Figure collection entries:
++++++++
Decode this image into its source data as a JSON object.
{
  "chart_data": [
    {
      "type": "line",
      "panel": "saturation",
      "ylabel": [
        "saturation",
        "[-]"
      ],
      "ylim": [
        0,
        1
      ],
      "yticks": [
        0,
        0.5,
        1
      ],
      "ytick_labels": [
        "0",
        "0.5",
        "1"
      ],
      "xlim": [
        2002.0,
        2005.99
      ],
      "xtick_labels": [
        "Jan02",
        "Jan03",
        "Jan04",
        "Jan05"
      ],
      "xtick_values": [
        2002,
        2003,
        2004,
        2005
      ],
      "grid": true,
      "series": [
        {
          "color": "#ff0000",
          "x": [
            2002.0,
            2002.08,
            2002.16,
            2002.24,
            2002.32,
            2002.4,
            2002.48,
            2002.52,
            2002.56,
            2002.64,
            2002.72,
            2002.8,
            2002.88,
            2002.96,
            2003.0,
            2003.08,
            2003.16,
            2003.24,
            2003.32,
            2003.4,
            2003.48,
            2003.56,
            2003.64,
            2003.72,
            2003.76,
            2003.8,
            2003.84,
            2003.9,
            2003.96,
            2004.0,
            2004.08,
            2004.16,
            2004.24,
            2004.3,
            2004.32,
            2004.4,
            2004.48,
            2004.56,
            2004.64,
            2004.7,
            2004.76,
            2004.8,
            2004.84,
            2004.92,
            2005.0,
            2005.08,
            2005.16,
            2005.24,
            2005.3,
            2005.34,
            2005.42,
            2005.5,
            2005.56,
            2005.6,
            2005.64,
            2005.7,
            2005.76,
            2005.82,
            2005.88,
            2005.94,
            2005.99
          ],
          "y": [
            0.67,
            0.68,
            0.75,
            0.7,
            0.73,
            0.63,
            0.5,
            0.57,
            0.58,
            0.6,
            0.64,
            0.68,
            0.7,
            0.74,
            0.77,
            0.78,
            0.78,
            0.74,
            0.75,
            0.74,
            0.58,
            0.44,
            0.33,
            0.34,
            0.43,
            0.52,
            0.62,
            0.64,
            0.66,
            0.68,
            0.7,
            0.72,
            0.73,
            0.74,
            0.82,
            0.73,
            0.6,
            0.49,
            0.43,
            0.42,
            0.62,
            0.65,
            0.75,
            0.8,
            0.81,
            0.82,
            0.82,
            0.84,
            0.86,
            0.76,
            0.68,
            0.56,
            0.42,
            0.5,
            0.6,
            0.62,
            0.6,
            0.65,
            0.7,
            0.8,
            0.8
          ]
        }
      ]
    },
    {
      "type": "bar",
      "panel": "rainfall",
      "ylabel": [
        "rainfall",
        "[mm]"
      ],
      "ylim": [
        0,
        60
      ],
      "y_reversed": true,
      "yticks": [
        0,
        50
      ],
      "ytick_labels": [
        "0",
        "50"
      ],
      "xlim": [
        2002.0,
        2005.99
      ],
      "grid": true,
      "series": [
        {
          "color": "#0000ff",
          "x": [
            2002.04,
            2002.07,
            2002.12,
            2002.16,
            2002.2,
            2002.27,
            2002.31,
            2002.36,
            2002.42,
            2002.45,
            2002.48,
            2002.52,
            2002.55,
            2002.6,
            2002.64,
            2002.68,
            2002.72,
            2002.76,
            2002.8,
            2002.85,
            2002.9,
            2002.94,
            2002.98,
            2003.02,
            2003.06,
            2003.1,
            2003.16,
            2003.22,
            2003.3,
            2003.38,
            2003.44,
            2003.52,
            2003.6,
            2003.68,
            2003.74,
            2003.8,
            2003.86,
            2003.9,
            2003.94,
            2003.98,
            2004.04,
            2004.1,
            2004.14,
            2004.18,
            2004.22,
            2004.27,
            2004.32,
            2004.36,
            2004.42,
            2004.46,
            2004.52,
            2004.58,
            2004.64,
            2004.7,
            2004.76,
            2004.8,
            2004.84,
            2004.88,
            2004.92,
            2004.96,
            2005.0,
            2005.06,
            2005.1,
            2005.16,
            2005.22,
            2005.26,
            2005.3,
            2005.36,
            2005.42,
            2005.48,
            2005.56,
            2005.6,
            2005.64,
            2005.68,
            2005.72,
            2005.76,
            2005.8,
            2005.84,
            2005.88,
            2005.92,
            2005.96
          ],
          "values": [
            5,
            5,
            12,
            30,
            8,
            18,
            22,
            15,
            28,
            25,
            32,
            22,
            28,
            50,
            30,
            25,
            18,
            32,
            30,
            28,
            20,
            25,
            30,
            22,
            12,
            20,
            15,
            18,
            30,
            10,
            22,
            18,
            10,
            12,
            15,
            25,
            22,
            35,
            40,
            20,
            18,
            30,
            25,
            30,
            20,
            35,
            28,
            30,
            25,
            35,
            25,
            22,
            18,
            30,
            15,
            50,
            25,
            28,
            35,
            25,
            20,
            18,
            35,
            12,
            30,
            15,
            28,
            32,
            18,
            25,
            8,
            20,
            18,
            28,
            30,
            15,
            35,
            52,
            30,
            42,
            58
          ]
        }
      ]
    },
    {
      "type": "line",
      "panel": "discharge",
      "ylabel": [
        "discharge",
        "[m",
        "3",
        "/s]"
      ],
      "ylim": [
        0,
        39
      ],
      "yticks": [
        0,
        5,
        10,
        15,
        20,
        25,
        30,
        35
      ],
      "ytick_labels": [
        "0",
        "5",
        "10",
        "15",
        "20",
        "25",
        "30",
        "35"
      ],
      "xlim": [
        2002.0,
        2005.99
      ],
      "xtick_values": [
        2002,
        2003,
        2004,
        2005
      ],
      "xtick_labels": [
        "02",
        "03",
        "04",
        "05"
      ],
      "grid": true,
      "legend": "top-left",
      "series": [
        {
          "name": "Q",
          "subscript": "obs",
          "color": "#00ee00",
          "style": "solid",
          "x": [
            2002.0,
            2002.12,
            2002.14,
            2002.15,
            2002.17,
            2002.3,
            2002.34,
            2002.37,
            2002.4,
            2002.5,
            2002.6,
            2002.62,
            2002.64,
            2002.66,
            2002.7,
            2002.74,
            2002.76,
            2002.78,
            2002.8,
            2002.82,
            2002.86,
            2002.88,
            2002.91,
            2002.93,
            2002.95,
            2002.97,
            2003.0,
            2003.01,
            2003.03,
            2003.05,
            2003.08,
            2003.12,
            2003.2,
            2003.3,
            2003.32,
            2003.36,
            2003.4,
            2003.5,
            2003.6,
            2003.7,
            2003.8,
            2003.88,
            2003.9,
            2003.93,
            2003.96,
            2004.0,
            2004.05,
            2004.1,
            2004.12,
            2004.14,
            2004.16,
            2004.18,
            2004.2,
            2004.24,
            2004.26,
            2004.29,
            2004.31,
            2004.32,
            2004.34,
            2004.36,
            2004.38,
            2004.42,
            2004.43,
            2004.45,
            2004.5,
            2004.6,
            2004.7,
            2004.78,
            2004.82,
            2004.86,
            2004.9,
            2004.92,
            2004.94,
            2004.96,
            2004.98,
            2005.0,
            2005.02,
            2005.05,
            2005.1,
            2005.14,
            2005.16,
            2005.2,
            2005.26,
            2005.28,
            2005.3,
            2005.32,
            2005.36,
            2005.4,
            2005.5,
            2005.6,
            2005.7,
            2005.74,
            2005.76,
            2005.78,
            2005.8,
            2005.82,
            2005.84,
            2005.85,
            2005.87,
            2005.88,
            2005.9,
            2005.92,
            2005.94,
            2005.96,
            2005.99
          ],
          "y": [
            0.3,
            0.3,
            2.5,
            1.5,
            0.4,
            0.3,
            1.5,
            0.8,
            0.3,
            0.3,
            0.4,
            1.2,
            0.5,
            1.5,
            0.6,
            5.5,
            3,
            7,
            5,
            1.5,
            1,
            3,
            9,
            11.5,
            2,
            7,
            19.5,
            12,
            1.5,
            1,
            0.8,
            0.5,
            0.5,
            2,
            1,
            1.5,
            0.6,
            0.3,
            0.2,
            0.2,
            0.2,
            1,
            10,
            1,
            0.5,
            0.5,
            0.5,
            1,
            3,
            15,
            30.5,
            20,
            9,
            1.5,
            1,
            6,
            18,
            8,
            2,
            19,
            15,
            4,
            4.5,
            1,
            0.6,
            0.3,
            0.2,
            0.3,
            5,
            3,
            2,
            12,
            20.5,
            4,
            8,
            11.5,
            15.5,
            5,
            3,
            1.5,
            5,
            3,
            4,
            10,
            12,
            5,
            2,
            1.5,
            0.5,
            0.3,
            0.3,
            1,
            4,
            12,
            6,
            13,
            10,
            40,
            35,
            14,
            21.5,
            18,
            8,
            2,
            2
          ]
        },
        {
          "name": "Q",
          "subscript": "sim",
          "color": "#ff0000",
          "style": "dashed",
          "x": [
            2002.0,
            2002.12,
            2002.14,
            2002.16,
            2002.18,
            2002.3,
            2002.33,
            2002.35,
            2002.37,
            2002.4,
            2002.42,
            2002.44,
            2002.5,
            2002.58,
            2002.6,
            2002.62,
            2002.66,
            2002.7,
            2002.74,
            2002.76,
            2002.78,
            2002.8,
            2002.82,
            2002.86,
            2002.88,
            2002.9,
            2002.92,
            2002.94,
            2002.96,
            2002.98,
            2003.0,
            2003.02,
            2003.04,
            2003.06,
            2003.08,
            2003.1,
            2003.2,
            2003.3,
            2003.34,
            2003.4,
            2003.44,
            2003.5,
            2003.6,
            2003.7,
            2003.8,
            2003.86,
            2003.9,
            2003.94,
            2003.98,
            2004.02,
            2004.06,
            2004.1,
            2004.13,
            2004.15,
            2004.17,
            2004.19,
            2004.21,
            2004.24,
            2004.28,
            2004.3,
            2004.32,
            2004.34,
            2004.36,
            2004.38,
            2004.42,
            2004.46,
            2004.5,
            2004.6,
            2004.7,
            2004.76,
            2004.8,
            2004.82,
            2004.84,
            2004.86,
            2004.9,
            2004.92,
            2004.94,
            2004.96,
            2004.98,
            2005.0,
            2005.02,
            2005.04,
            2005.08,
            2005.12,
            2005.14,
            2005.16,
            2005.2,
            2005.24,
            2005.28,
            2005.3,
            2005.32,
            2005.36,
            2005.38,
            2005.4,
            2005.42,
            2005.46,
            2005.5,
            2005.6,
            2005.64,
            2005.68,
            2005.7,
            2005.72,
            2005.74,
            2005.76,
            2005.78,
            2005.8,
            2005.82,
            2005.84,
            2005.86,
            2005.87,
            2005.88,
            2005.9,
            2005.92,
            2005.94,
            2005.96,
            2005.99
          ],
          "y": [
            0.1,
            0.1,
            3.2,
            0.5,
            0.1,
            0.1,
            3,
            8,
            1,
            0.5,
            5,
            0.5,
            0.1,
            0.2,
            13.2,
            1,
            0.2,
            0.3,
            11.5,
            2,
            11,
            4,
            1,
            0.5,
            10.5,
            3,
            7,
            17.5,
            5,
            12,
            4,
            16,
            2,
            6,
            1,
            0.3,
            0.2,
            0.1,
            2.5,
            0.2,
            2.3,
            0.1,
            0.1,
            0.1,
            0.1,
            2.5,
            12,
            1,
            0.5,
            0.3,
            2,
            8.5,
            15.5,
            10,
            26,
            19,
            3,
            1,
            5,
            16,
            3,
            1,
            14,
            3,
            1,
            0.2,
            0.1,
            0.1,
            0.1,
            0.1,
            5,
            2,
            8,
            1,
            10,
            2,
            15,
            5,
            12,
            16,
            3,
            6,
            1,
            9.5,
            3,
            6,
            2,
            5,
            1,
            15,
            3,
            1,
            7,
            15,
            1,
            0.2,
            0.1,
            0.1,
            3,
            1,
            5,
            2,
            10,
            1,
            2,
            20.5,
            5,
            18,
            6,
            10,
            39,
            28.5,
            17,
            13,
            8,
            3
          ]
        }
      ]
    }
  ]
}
++++++++
REQUIREMENT: Read the entries and pick out all lines that include the word "panel".

ANSWER TO THIS PROBLEM:
      "panel": "saturation",
      "panel": "rainfall",
      "panel": "discharge",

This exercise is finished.